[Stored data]

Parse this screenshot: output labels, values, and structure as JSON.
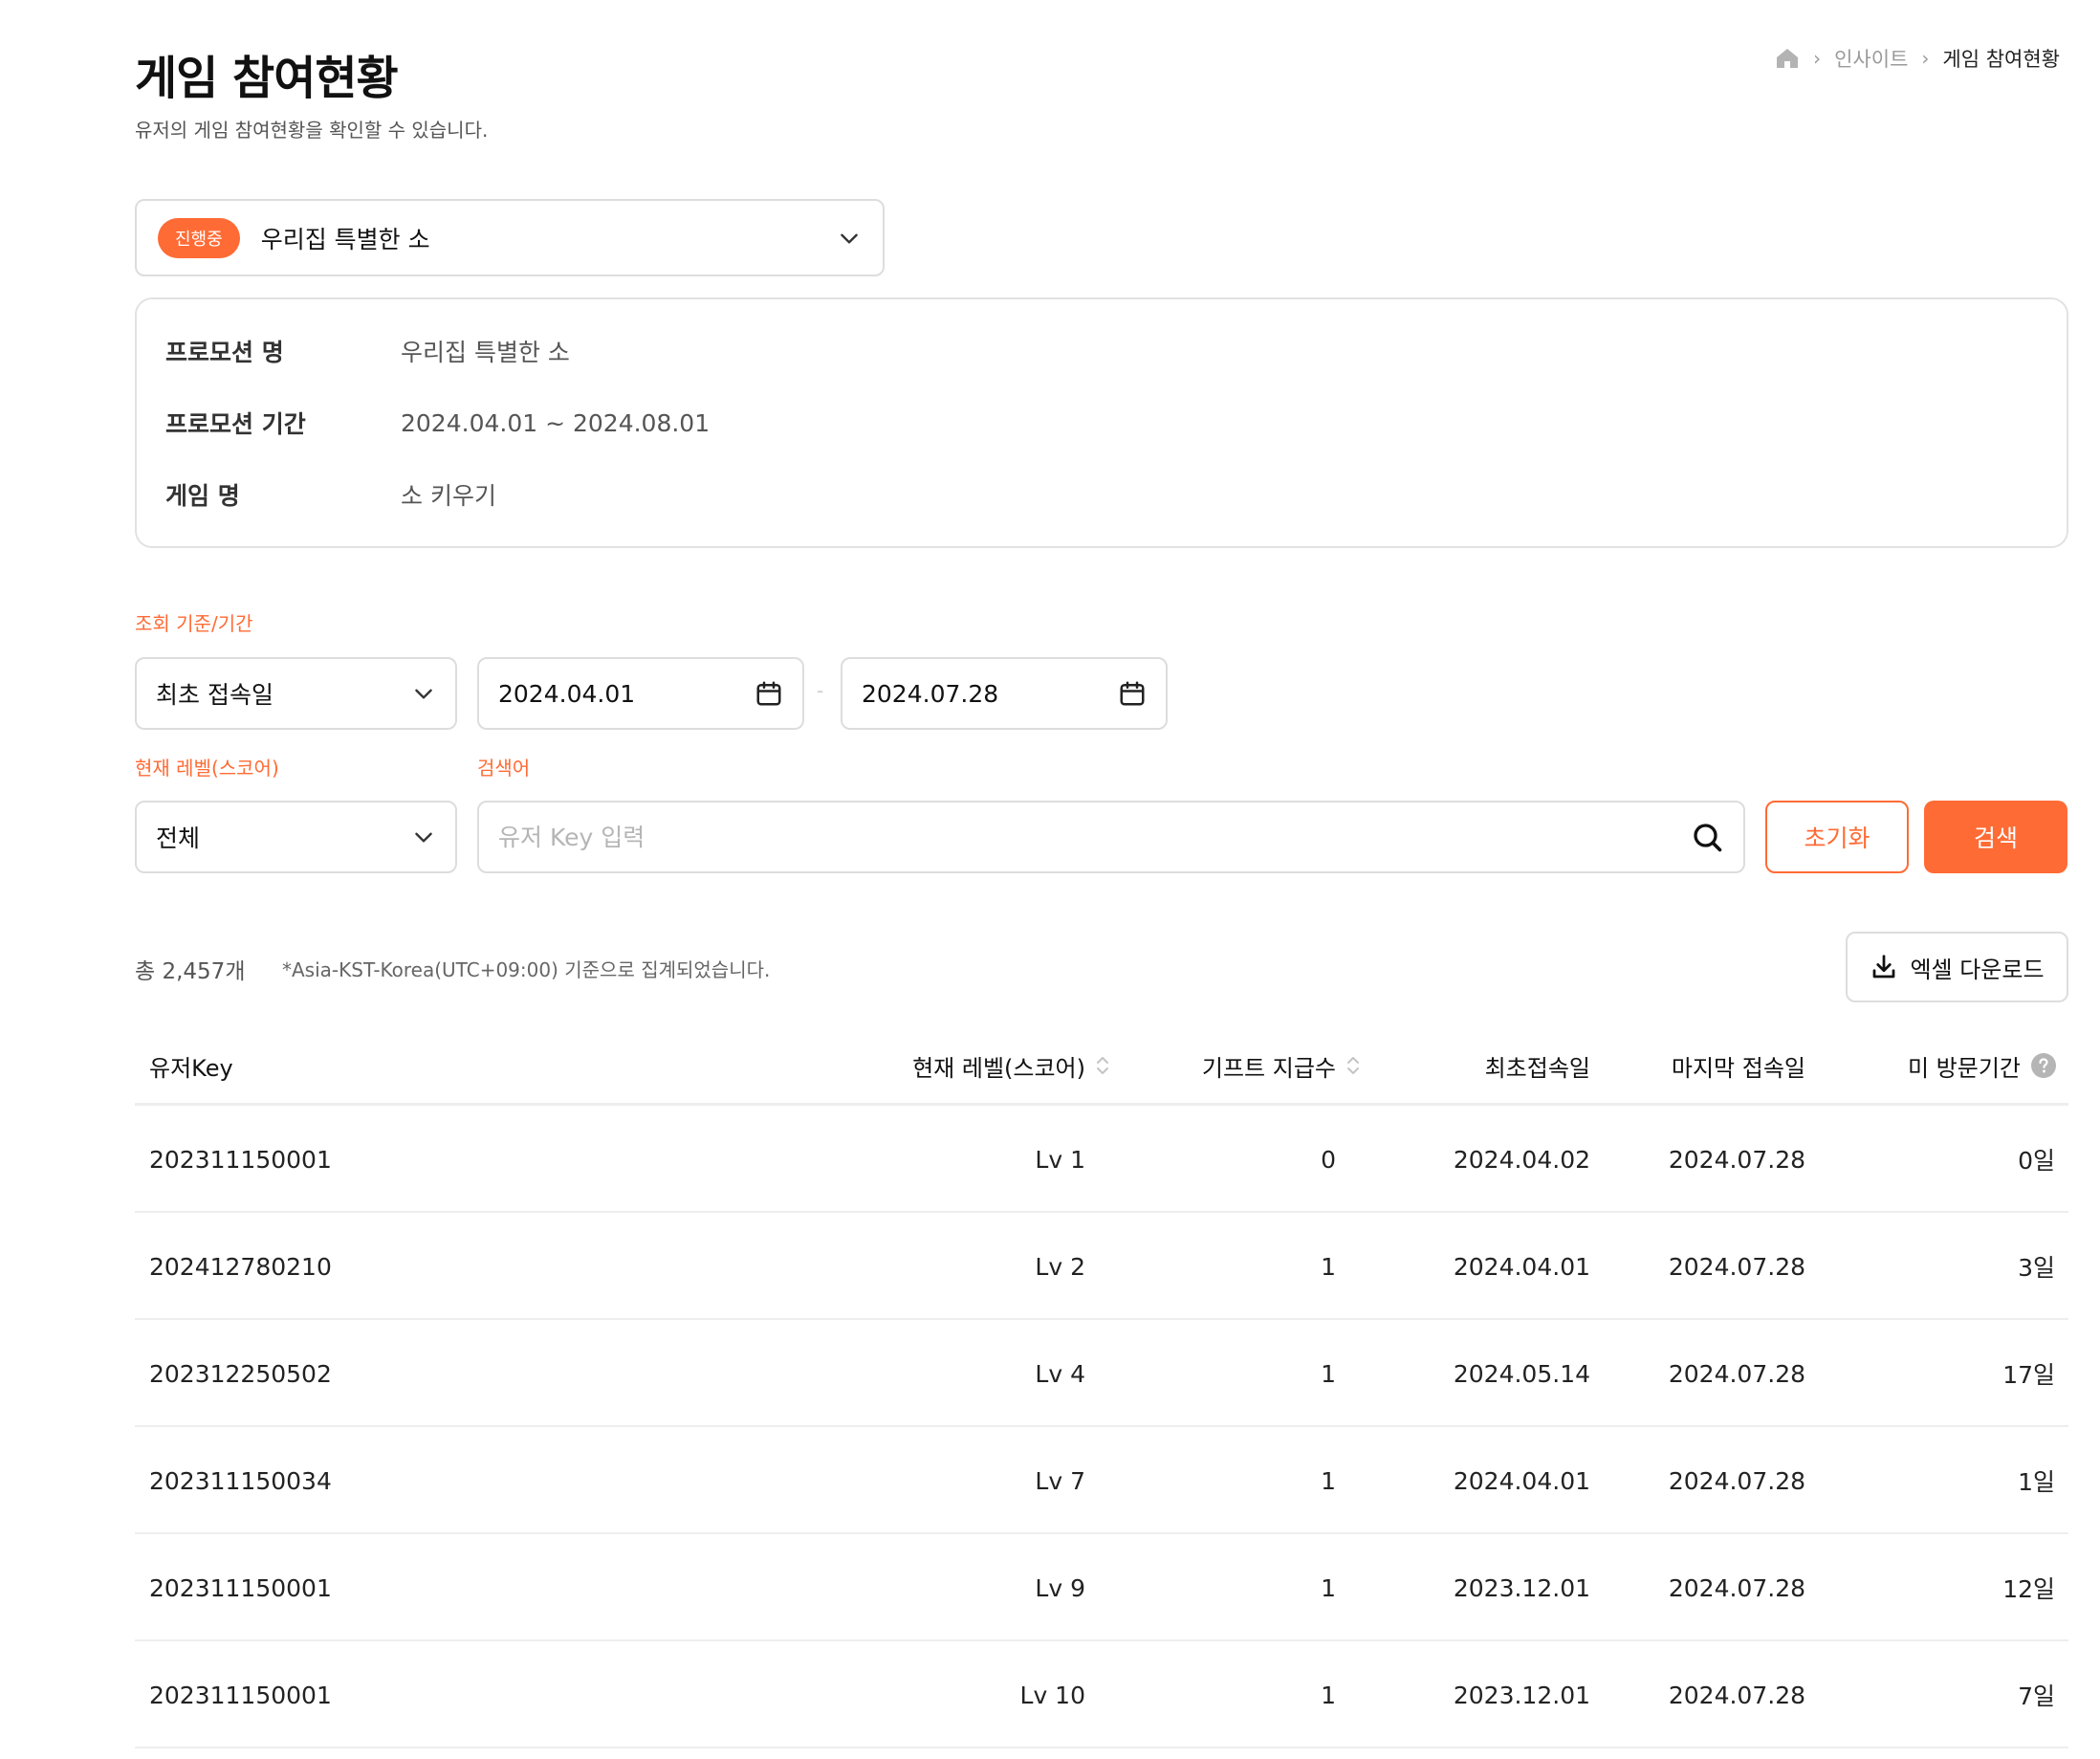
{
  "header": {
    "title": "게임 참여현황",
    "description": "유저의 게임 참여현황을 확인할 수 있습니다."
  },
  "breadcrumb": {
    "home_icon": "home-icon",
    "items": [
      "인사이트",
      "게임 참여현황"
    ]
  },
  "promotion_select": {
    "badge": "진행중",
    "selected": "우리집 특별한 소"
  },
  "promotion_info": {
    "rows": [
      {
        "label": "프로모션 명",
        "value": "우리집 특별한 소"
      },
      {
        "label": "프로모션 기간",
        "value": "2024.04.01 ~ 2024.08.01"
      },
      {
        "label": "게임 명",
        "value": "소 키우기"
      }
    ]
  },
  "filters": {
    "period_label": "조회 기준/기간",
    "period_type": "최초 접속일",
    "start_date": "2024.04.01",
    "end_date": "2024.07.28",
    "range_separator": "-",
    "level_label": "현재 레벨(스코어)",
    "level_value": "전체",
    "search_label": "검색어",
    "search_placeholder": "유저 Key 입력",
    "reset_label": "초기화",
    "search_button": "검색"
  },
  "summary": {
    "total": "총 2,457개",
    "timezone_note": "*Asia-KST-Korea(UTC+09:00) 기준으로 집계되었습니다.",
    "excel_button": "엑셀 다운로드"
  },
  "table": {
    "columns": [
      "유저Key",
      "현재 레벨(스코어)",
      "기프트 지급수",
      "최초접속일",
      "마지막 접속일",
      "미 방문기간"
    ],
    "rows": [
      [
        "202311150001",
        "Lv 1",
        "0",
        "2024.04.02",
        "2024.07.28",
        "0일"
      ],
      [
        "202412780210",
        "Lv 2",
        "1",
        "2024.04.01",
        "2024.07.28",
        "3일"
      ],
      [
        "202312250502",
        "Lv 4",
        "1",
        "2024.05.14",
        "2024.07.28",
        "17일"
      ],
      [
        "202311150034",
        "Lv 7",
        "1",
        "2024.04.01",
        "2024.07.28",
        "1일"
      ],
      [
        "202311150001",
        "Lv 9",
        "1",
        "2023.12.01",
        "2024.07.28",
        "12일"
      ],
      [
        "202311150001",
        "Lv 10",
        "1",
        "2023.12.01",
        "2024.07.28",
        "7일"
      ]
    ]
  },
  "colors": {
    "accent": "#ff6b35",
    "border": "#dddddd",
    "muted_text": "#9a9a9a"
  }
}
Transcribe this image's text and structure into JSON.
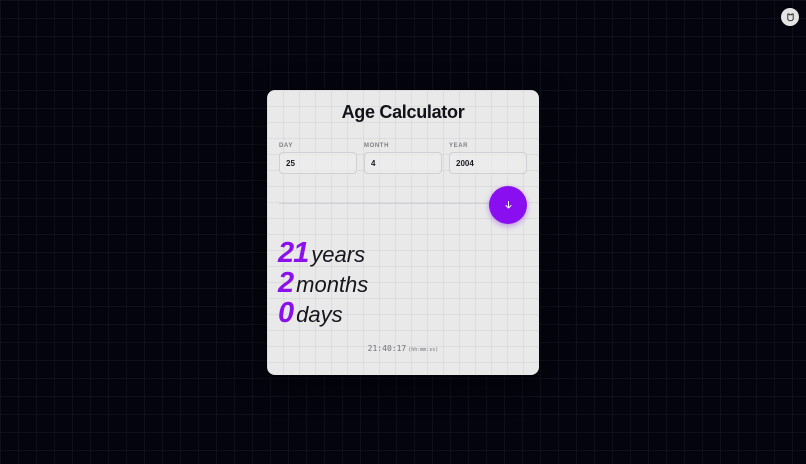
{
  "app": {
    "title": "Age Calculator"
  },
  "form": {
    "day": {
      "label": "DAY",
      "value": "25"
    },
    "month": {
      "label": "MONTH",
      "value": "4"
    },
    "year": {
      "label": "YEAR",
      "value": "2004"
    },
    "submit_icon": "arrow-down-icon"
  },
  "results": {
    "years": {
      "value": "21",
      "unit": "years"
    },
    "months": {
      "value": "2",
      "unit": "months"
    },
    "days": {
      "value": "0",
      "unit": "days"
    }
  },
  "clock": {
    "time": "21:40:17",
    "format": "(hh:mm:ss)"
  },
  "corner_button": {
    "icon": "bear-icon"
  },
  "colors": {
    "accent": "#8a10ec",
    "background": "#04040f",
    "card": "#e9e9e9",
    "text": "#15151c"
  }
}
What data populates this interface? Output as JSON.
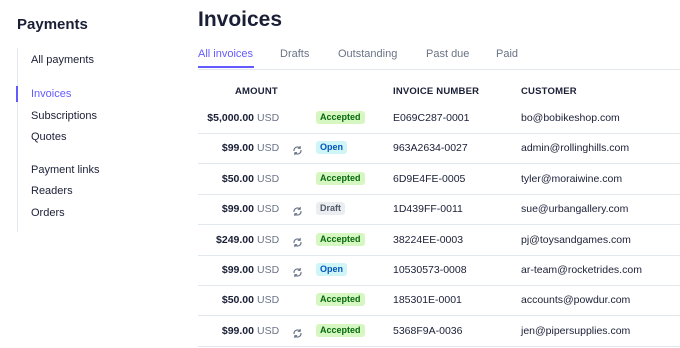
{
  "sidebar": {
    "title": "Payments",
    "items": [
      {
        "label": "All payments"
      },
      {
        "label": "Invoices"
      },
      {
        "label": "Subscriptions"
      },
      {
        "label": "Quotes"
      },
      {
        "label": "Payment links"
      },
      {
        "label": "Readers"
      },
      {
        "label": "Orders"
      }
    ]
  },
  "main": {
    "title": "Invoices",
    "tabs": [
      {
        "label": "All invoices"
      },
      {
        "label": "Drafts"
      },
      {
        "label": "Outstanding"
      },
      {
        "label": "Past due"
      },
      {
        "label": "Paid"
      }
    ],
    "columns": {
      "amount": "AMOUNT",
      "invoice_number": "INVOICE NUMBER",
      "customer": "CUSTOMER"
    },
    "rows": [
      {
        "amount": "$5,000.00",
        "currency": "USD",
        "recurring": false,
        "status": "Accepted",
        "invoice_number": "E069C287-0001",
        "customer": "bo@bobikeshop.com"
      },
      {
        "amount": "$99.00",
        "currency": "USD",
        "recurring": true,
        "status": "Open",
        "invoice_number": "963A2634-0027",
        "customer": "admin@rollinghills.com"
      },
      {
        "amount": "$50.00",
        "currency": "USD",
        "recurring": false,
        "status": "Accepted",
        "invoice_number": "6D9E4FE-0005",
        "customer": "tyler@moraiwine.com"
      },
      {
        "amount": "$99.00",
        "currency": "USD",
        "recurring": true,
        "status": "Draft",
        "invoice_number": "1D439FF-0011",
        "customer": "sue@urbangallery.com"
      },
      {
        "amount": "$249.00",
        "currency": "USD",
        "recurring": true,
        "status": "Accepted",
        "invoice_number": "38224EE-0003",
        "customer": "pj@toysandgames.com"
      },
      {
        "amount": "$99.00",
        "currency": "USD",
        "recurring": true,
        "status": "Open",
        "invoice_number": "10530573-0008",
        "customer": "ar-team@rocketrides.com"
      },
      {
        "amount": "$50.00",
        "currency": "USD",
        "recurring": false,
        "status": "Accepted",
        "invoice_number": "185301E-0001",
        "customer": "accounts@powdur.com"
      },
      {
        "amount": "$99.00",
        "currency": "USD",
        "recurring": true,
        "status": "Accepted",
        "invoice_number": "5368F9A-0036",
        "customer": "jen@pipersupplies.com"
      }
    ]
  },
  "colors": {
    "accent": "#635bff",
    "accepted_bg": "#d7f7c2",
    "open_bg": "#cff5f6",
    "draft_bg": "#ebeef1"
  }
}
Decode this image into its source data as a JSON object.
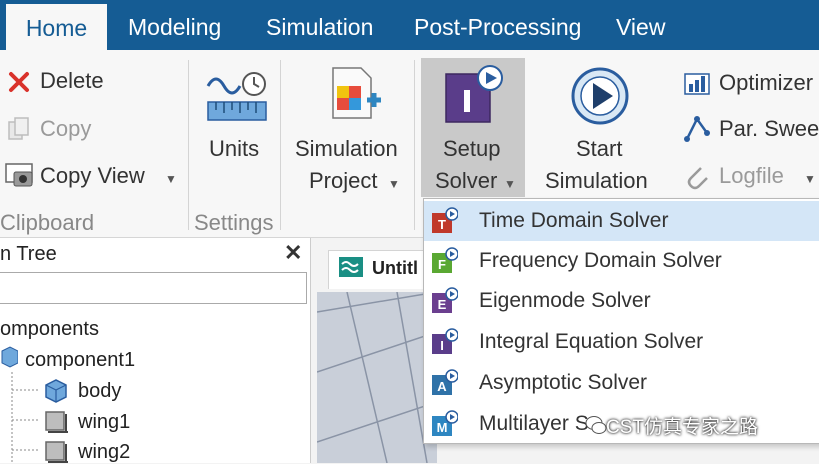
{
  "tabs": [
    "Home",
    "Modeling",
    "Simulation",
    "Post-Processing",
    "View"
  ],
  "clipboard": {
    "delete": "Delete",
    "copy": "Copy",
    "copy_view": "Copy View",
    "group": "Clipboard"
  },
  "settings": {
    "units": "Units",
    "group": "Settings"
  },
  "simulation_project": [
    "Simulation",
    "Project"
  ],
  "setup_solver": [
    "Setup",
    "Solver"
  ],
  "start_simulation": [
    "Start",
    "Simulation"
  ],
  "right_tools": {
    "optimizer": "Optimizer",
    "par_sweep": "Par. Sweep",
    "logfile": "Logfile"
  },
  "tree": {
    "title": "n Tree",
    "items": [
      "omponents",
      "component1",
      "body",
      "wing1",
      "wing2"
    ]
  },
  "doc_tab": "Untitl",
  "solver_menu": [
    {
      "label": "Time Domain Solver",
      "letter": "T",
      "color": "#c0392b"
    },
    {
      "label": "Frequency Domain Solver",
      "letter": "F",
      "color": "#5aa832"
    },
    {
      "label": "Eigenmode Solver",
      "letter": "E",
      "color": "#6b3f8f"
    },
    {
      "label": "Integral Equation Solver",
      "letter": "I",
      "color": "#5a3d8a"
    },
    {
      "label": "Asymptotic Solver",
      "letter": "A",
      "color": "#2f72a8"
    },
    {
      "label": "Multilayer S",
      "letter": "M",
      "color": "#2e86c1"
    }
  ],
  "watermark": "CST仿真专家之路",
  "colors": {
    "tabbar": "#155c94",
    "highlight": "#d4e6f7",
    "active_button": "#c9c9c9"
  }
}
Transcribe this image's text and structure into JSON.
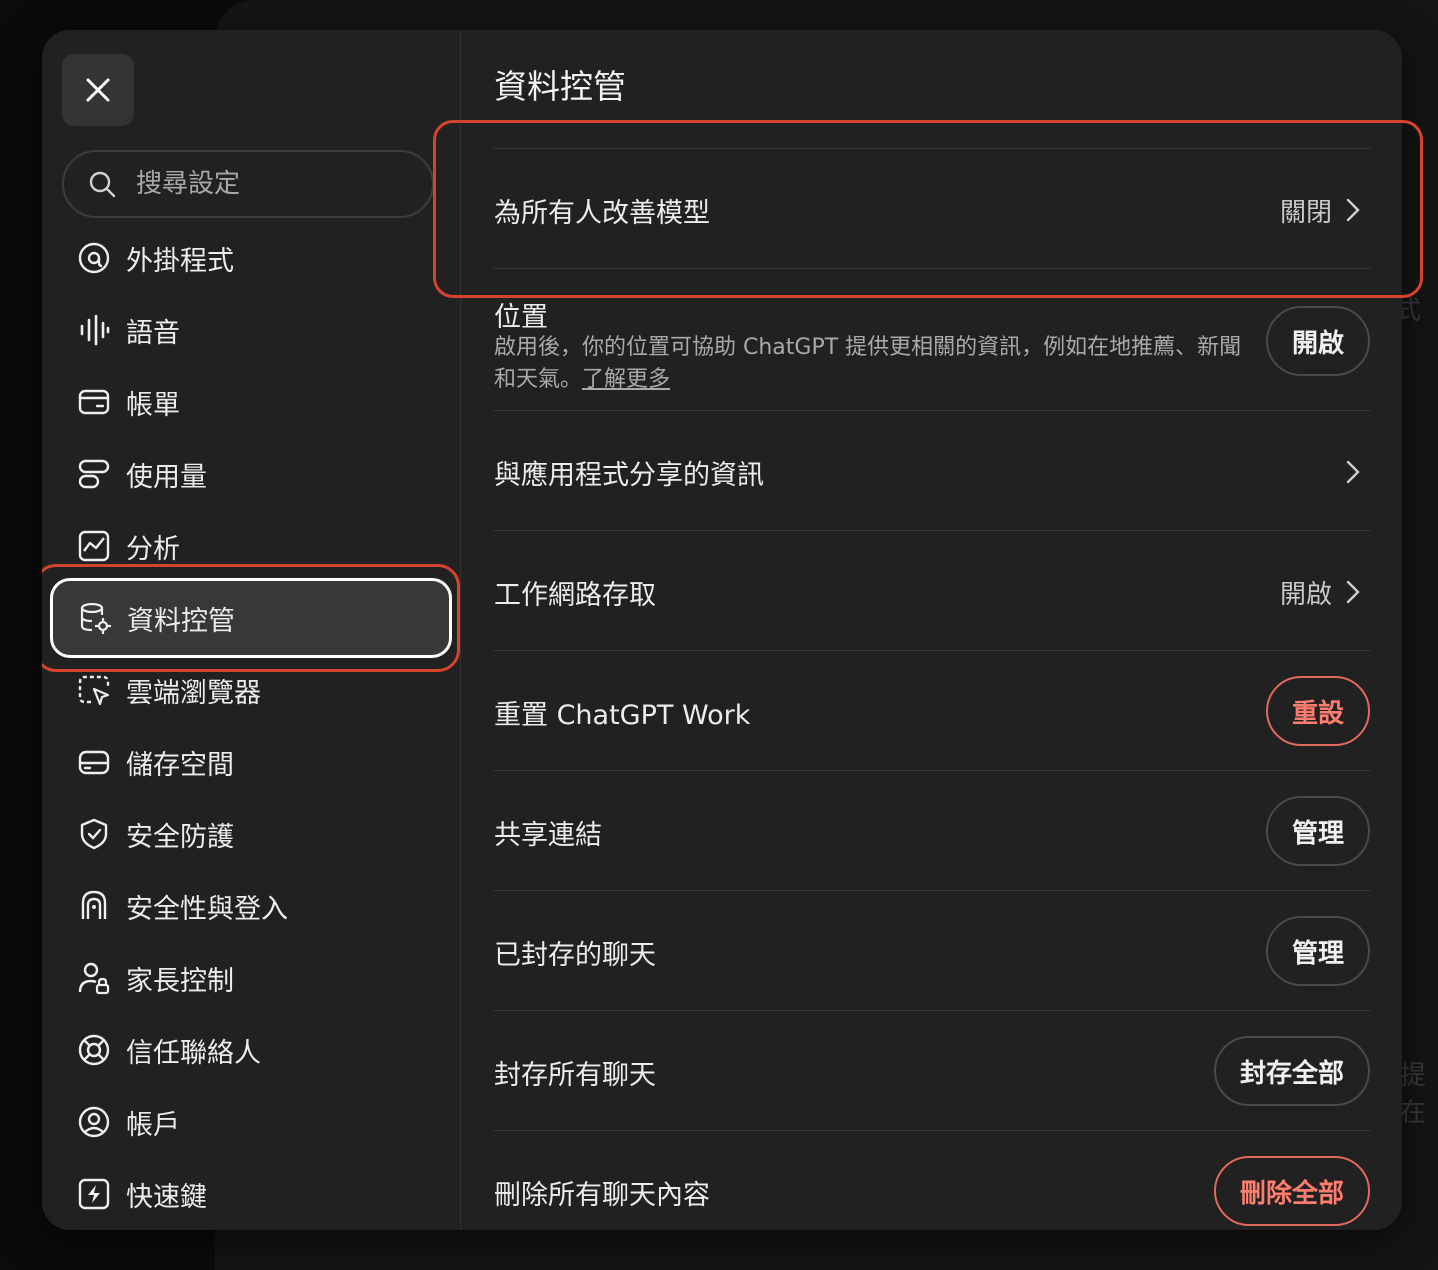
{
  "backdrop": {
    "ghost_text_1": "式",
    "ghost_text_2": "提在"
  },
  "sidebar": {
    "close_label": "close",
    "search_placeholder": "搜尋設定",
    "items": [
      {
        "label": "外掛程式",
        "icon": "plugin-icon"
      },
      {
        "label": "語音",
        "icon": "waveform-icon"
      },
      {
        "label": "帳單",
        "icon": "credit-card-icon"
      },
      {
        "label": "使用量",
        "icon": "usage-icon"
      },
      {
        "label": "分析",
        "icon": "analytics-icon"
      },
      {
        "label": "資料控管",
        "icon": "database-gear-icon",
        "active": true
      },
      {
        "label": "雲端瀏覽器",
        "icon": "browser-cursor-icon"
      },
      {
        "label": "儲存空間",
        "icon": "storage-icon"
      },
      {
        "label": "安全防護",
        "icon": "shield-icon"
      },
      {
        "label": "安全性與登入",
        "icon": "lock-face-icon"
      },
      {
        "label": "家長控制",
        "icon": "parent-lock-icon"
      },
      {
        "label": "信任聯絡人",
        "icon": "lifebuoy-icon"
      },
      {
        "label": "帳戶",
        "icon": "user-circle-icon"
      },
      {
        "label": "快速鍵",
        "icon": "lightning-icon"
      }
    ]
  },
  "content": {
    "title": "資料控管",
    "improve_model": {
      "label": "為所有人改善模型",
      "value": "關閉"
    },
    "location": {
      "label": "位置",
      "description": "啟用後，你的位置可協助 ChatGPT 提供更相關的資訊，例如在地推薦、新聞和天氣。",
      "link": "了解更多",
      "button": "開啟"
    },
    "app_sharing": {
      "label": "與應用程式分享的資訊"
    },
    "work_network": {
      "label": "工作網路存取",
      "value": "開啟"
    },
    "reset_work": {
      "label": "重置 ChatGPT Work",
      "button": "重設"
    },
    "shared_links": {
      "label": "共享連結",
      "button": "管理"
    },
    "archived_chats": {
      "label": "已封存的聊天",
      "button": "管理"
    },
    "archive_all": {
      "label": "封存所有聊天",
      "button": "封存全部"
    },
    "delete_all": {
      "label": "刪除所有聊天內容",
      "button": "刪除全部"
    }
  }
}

## [Your task]
Filter the entries and copy out every line with the word "letter".

## [Complete response]
      "letter": "T",
      "letter": "F",
      "letter": "E",
      "letter": "I",
      "letter": "A",
      "letter": "M",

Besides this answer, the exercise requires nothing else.